** Task statement **
Update the entries from the start through the line containing "side-label-line1: 영역 별로 [79, 68, 163, 92]", replacing "location" with "position" and leaving everything else unchanged.

Extracted records
=-=-=-=-=

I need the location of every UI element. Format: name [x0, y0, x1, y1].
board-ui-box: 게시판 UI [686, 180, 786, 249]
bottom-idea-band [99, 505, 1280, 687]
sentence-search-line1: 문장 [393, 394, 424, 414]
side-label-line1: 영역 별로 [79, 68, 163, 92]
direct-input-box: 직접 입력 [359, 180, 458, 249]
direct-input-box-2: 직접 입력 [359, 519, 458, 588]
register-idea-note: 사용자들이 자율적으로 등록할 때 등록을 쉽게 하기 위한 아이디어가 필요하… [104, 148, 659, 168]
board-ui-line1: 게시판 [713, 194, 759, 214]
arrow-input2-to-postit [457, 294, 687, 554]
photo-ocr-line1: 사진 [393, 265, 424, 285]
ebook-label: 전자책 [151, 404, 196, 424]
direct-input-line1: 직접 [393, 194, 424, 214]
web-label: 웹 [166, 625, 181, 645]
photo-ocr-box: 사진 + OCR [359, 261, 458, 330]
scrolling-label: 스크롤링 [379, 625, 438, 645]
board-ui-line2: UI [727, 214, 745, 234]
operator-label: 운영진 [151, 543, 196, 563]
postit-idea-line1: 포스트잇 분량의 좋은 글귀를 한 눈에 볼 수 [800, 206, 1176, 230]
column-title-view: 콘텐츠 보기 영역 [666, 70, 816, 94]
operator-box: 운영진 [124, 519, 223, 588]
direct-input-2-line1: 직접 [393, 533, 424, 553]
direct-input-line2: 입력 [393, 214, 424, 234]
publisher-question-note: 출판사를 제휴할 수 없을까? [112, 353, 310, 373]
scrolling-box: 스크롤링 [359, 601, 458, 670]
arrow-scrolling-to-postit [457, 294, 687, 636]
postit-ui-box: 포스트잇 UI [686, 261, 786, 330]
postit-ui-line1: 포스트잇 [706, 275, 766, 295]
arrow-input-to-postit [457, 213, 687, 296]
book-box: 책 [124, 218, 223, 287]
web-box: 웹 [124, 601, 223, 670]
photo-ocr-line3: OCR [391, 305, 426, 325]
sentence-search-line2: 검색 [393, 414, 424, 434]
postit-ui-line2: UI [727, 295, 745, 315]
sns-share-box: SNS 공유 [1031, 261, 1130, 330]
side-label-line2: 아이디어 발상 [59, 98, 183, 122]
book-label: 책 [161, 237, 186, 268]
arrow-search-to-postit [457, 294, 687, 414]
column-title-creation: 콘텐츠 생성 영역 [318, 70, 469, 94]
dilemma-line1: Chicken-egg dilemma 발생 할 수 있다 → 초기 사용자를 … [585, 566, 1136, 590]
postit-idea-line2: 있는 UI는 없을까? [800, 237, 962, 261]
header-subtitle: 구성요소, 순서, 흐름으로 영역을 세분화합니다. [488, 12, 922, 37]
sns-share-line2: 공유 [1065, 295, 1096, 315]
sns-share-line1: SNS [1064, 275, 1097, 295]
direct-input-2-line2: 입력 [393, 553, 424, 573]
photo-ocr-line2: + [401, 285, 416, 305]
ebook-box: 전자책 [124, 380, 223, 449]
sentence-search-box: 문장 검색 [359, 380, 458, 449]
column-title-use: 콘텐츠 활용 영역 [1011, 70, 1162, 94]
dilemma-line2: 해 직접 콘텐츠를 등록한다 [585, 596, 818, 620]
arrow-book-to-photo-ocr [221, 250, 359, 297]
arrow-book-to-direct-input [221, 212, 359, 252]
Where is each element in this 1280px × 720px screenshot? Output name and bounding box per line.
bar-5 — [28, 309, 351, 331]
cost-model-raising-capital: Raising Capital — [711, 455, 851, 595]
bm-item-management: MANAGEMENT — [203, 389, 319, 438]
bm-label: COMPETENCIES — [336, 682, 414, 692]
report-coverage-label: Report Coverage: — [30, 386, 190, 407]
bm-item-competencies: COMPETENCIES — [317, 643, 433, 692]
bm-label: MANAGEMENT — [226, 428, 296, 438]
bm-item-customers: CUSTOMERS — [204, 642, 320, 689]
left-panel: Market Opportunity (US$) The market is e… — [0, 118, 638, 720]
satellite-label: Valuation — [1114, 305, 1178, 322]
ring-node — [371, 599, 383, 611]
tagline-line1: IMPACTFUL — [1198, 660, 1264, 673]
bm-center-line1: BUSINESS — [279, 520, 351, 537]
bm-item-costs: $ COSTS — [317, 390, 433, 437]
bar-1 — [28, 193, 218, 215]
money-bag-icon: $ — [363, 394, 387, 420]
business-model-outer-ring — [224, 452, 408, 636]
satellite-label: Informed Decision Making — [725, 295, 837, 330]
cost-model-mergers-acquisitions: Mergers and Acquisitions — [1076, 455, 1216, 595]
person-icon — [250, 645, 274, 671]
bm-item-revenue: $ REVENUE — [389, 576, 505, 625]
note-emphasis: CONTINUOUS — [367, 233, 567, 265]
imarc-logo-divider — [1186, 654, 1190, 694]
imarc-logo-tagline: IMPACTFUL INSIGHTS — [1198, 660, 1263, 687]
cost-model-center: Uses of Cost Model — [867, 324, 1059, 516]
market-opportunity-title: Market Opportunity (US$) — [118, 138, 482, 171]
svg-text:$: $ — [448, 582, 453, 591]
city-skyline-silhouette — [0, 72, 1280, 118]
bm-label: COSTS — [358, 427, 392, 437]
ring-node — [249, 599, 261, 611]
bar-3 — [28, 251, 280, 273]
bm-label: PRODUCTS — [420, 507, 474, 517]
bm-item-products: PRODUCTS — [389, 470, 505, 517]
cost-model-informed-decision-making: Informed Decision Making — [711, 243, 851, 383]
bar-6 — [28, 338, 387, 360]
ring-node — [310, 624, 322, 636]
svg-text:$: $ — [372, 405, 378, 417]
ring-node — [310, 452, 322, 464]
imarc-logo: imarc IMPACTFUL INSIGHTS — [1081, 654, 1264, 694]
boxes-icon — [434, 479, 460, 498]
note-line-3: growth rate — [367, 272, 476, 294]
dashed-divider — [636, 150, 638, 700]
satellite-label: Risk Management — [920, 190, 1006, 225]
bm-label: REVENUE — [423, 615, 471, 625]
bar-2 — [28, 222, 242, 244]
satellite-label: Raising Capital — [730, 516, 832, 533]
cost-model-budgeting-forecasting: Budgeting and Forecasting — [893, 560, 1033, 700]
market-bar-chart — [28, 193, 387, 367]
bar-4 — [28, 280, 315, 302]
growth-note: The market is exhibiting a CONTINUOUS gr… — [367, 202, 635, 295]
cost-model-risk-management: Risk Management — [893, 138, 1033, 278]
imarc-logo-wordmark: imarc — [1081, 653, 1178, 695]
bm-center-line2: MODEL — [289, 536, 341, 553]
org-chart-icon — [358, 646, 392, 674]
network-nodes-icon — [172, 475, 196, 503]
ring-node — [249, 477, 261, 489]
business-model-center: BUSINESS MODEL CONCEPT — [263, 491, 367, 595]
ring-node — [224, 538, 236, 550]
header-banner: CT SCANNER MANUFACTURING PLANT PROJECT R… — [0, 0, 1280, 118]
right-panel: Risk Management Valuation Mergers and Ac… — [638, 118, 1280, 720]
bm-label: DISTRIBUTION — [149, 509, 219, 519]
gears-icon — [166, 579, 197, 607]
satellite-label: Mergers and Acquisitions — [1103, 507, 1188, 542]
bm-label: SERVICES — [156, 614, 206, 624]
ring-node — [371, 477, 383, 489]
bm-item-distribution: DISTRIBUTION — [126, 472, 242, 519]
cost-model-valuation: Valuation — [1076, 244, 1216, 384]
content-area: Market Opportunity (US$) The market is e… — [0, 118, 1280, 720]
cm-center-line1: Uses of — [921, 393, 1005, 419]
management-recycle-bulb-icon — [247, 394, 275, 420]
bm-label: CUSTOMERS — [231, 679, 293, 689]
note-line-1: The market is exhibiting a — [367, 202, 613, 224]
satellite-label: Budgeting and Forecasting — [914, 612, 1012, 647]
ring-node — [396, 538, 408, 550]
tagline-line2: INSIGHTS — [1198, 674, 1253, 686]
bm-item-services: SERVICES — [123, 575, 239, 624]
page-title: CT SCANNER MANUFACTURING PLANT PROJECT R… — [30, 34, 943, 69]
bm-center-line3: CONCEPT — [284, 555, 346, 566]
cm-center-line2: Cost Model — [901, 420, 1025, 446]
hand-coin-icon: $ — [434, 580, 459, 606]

=-=-=-=-=

** Output below **
I need the position of every UI element. Format: name [x0, y0, x1, y1].
board-ui-box: 게시판 UI [686, 180, 786, 249]
bottom-idea-band [99, 505, 1280, 687]
sentence-search-line1: 문장 [393, 394, 424, 414]
side-label-line1: 영역 별로 [79, 68, 163, 92]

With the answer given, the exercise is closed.